Stored items
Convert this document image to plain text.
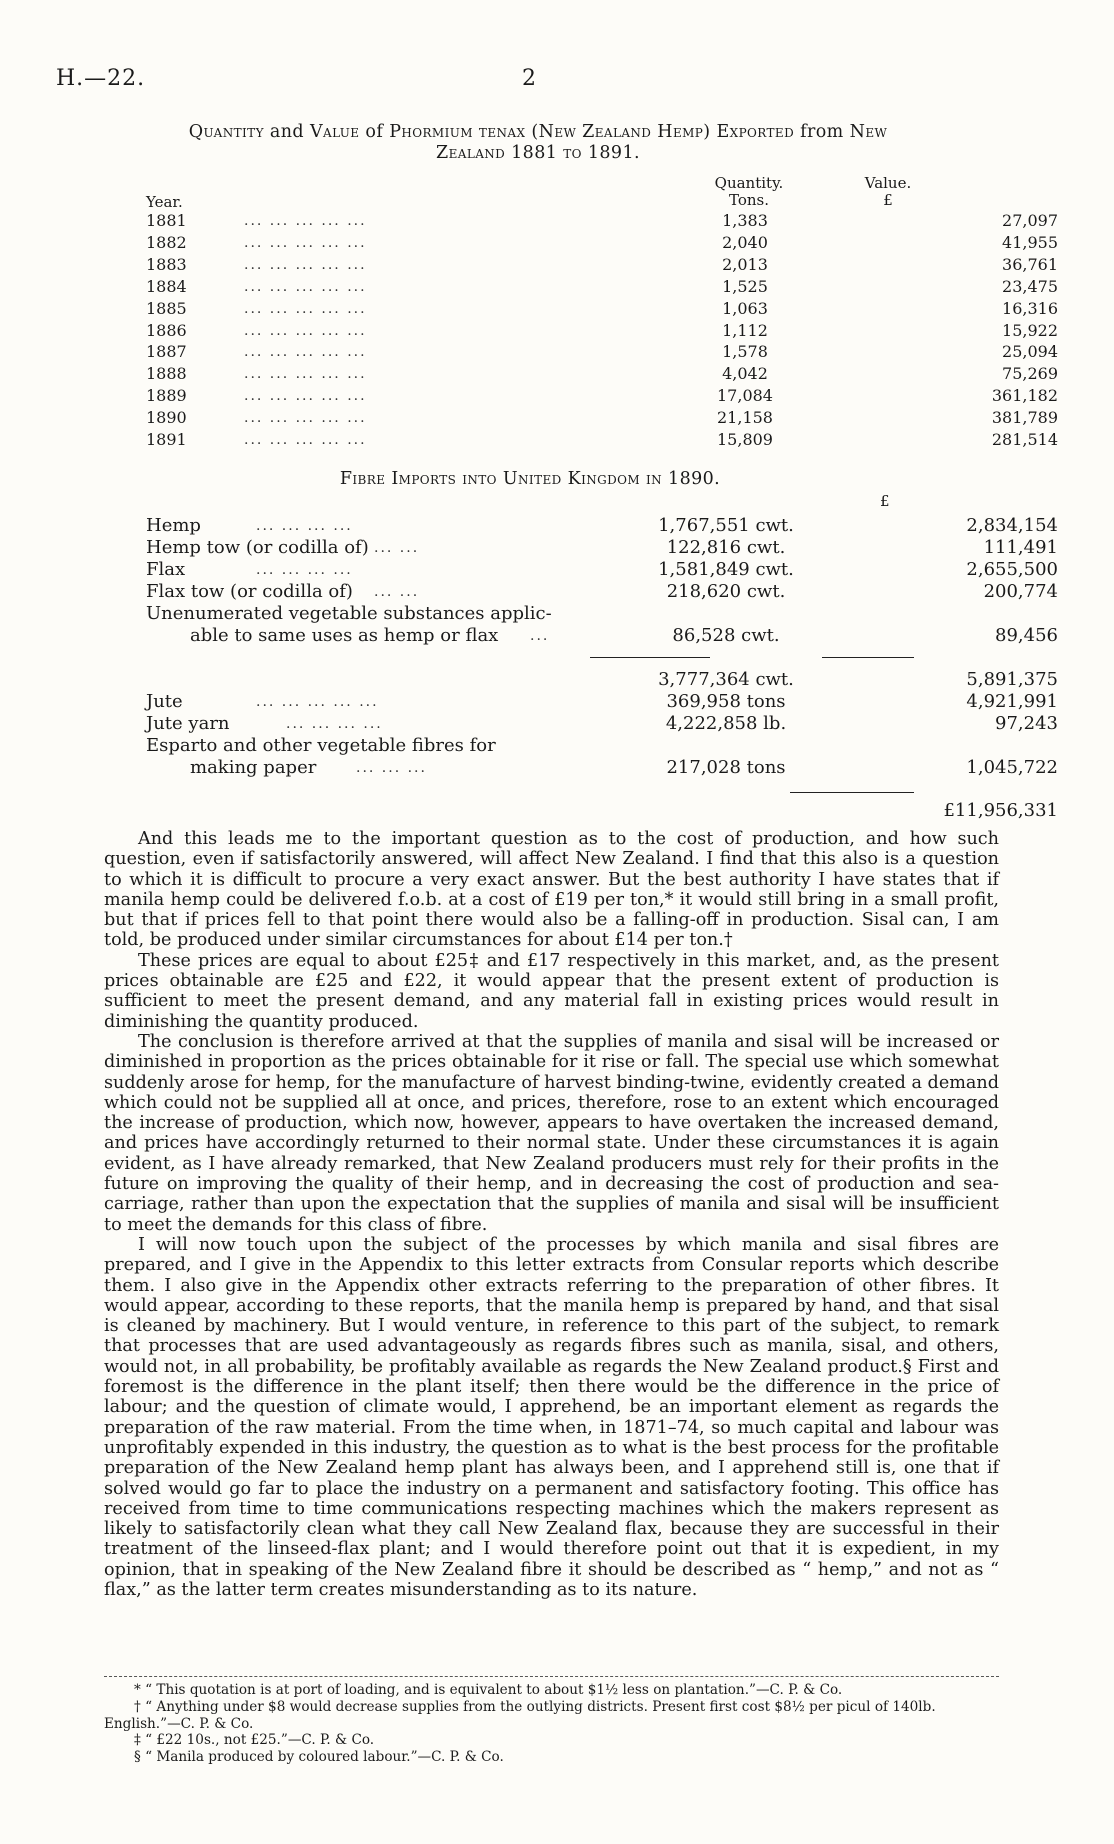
H.—22.	2
Quantity and Value of Phormium tenax (New Zealand Hemp) Exported from New
Zealand 1881 to 1891.
Quantity.
Tons.
Value.
£
Year.
1881	... ... ... ... ...	1,383	27,097
1882	... ... ... ... ...	2,040	41,955
1883	... ... ... ... ...	2,013	36,761
1884	... ... ... ... ...	1,525	23,475
1885	... ... ... ... ...	1,063	16,316
1886	... ... ... ... ...	1,112	15,922
1887	... ... ... ... ...	1,578	25,094
1888	... ... ... ... ...	4,042	75,269
1889	... ... ... ... ...	17,084	361,182
1890	... ... ... ... ...	21,158	381,789
1891	... ... ... ... ...	15,809	281,514
Fibre Imports into United Kingdom in 1890.
£
Hemp	... ... ... ...	1,767,551 cwt.	2,834,154
Hemp tow (or codilla of) ... ...	122,816 cwt.	111,491
Flax	... ... ... ...	1,581,849 cwt.	2,655,500
Flax tow (or codilla of) ... ...	218,620 cwt.	200,774
Unenumerated vegetable substances applic-
able to same uses as hemp or flax ...	86,528 cwt.	89,456
3,777,364 cwt.	5,891,375
Jute	... ... ... ... ...	369,958 tons	4,921,991
Jute yarn	... ... ... ...	4,222,858 lb.	97,243
Esparto and other vegetable fibres for
making paper	... ... ...	217,028 tons	1,045,722
£11,956,331

And this leads me to the important question as to the cost of production, and how such question, even if satisfactorily answered, will affect New Zealand. I find that this also is a question to which it is difficult to procure a very exact answer. But the best authority I have states that if manila hemp could be delivered f.o.b. at a cost of £19 per ton,* it would still bring in a small profit, but that if prices fell to that point there would also be a falling-off in production. Sisal can, I am told, be produced under similar circumstances for about £14 per ton.†

These prices are equal to about £25‡ and £17 respectively in this market, and, as the present prices obtainable are £25 and £22, it would appear that the present extent of production is sufficient to meet the present demand, and any material fall in existing prices would result in diminishing the quantity produced.

The conclusion is therefore arrived at that the supplies of manila and sisal will be increased or diminished in proportion as the prices obtainable for it rise or fall. The special use which somewhat suddenly arose for hemp, for the manufacture of harvest binding-twine, evidently created a demand which could not be supplied all at once, and prices, therefore, rose to an extent which encouraged the increase of production, which now, however, appears to have overtaken the increased demand, and prices have accordingly returned to their normal state. Under these circumstances it is again evident, as I have already remarked, that New Zealand producers must rely for their profits in the future on improving the quality of their hemp, and in decreasing the cost of production and sea-carriage, rather than upon the expectation that the supplies of manila and sisal will be insufficient to meet the demands for this class of fibre.

I will now touch upon the subject of the processes by which manila and sisal fibres are prepared, and I give in the Appendix to this letter extracts from Consular reports which describe them. I also give in the Appendix other extracts referring to the preparation of other fibres. It would appear, according to these reports, that the manila hemp is prepared by hand, and that sisal is cleaned by machinery. But I would venture, in reference to this part of the subject, to remark that processes that are used advantageously as regards fibres such as manila, sisal, and others, would not, in all probability, be profitably available as regards the New Zealand product.§ First and foremost is the difference in the plant itself; then there would be the difference in the price of labour; and the question of climate would, I apprehend, be an important element as regards the preparation of the raw material. From the time when, in 1871–74, so much capital and labour was unprofitably expended in this industry, the question as to what is the best process for the profitable preparation of the New Zealand hemp plant has always been, and I apprehend still is, one that if solved would go far to place the industry on a permanent and satisfactory footing. This office has received from time to time communications respecting machines which the makers represent as likely to satisfactorily clean what they call New Zealand flax, because they are successful in their treatment of the linseed-flax plant; and I would therefore point out that it is expedient, in my opinion, that in speaking of the New Zealand fibre it should be described as “ hemp,” and not as “ flax,” as the latter term creates misunderstanding as to its nature.

* “ This quotation is at port of loading, and is equivalent to about $1½ less on plantation.”—C. P. & Co.

† “ Anything under $8 would decrease supplies from the outlying districts. Present first cost $8½ per picul of 140lb. English.”—C. P. & Co.

‡ “ £22 10s., not £25.”—C. P. & Co.

§ “ Manila produced by coloured labour.”—C. P. & Co.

▶ [DIRECTIONS FOR THIS TASK]
Collect every line with the string "demand" from the records, and copy each.

▶ [FULL RESPONSE]
These prices are equal to about £25‡ and £17 respectively in this market, and, as the present prices obtainable are £25 and £22, it would appear that the present extent of production is sufficient to meet the present demand, and any material fall in existing prices would result in diminishing the quantity produced.
The conclusion is therefore arrived at that the supplies of manila and sisal will be increased or diminished in proportion as the prices obtainable for it rise or fall. The special use which somewhat suddenly arose for hemp, for the manufacture of harvest binding-twine, evidently created a demand which could not be supplied all at once, and prices, therefore, rose to an extent which encouraged the increase of production, which now, however, appears to have overtaken the increased demand, and prices have accordingly returned to their normal state. Under these circumstances it is again evident, as I have already remarked, that New Zealand producers must rely for their profits in the future on improving the quality of their hemp, and in decreasing the cost of production and sea-carriage, rather than upon the expectation that the supplies of manila and sisal will be insufficient to meet the demands for this class of fibre.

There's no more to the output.